= TASK INSTRUCTIONS =
All lines below must be repeated exactly, with the pictures omitted.

....

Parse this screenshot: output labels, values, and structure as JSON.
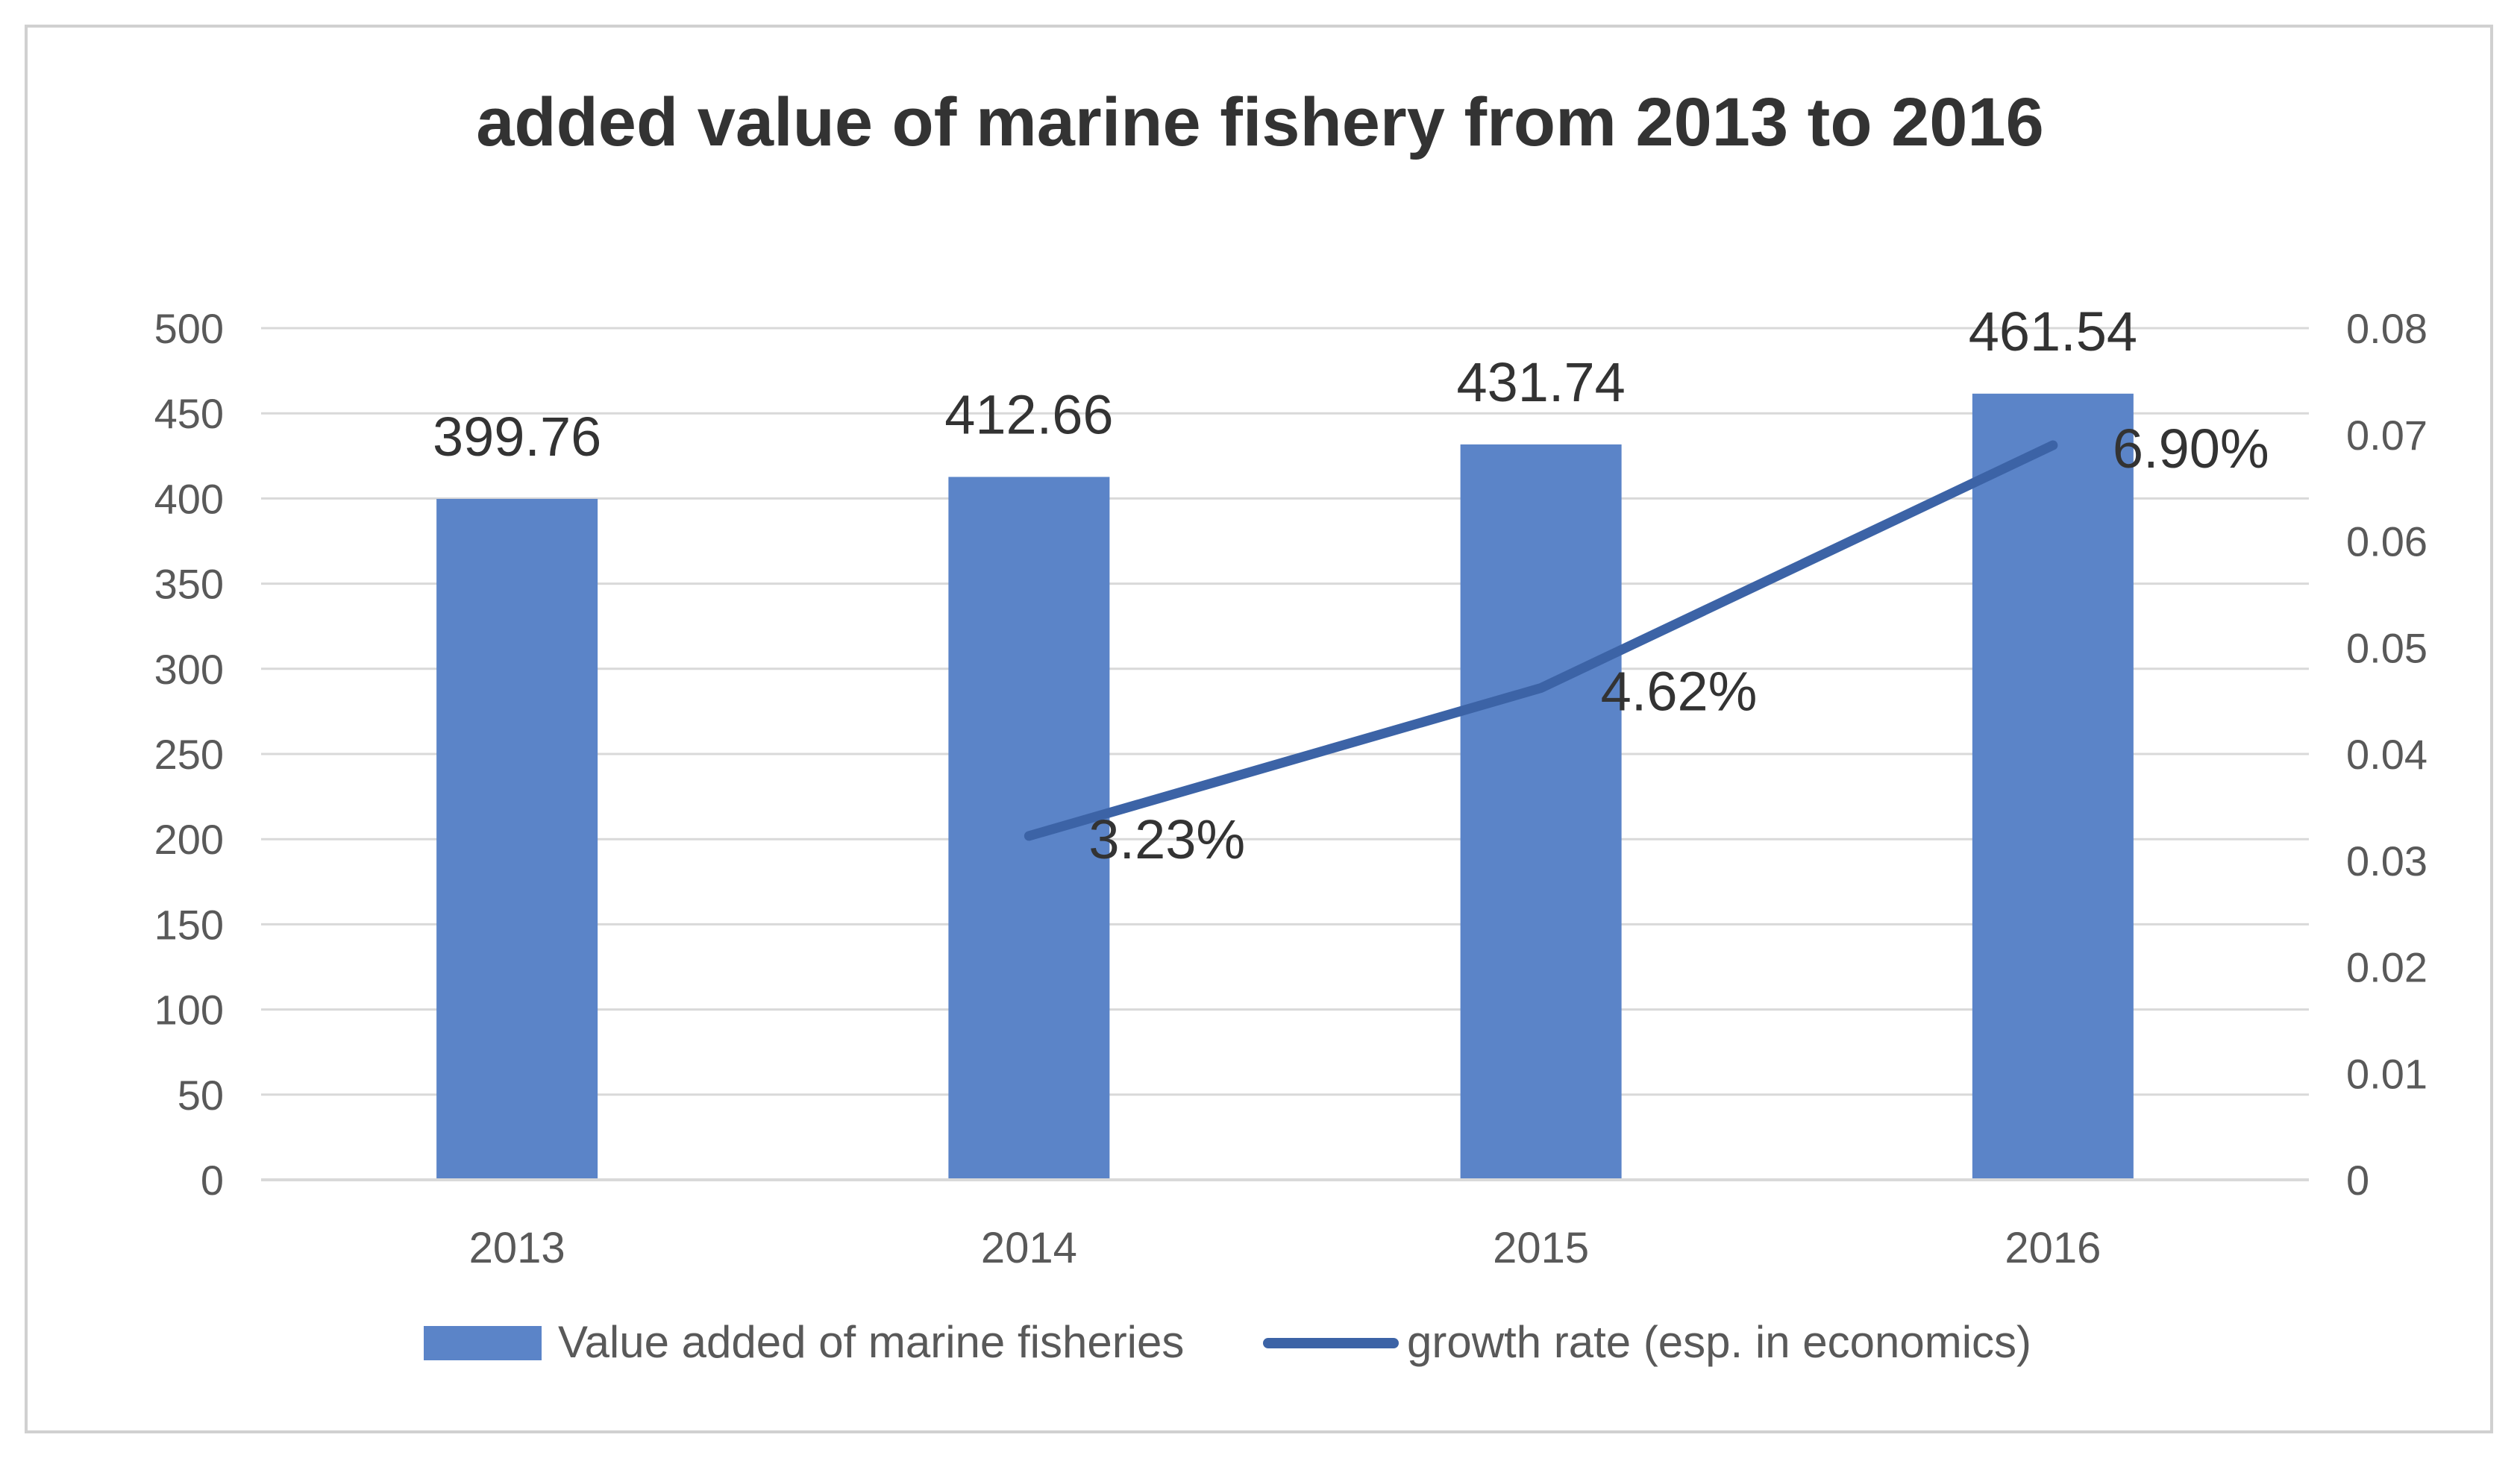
{
  "chart_data": {
    "type": "bar",
    "title": "added value of marine fishery from 2013 to 2016",
    "categories": [
      "2013",
      "2014",
      "2015",
      "2016"
    ],
    "series": [
      {
        "name": "Value added of marine fisheries",
        "kind": "bar",
        "axis": "left",
        "values": [
          399.76,
          412.66,
          431.74,
          461.54
        ],
        "labels": [
          "399.76",
          "412.66",
          "431.74",
          "461.54"
        ]
      },
      {
        "name": "growth rate (esp. in economics)",
        "kind": "line",
        "axis": "right",
        "values": [
          null,
          0.0323,
          0.0462,
          0.069
        ],
        "labels": [
          "",
          "3.23%",
          "4.62%",
          "6.90%"
        ]
      }
    ],
    "y_left": {
      "min": 0,
      "max": 500,
      "ticks": [
        "0",
        "50",
        "100",
        "150",
        "200",
        "250",
        "300",
        "350",
        "400",
        "450",
        "500"
      ]
    },
    "y_right": {
      "min": 0,
      "max": 0.08,
      "ticks": [
        "0",
        "0.01",
        "0.02",
        "0.03",
        "0.04",
        "0.05",
        "0.06",
        "0.07",
        "0.08"
      ]
    },
    "grid": true,
    "legend_position": "bottom",
    "colors": {
      "bar": "#5b84c8",
      "line": "#3c63a6",
      "grid": "#d9d9d9",
      "text": "#595959",
      "title": "#333333",
      "label": "#333333",
      "frame": "#d0d0d0"
    }
  }
}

....

= THE COMPLETED TASK =
Parse this screenshot: output labels, values, and structure as JSON.
{
  "chart_data": {
    "type": "bar",
    "title": "added value of marine fishery from 2013 to 2016",
    "categories": [
      "2013",
      "2014",
      "2015",
      "2016"
    ],
    "series": [
      {
        "name": "Value added of marine fisheries",
        "kind": "bar",
        "axis": "left",
        "values": [
          399.76,
          412.66,
          431.74,
          461.54
        ],
        "labels": [
          "399.76",
          "412.66",
          "431.74",
          "461.54"
        ]
      },
      {
        "name": "growth rate (esp. in economics)",
        "kind": "line",
        "axis": "right",
        "values": [
          null,
          0.0323,
          0.0462,
          0.069
        ],
        "labels": [
          "",
          "3.23%",
          "4.62%",
          "6.90%"
        ]
      }
    ],
    "y_left": {
      "min": 0,
      "max": 500,
      "ticks": [
        "0",
        "50",
        "100",
        "150",
        "200",
        "250",
        "300",
        "350",
        "400",
        "450",
        "500"
      ]
    },
    "y_right": {
      "min": 0,
      "max": 0.08,
      "ticks": [
        "0",
        "0.01",
        "0.02",
        "0.03",
        "0.04",
        "0.05",
        "0.06",
        "0.07",
        "0.08"
      ]
    },
    "grid": true,
    "legend_position": "bottom",
    "colors": {
      "bar": "#5b84c8",
      "line": "#3c63a6",
      "grid": "#d9d9d9",
      "text": "#595959",
      "title": "#333333",
      "label": "#333333",
      "frame": "#d0d0d0"
    }
  }
}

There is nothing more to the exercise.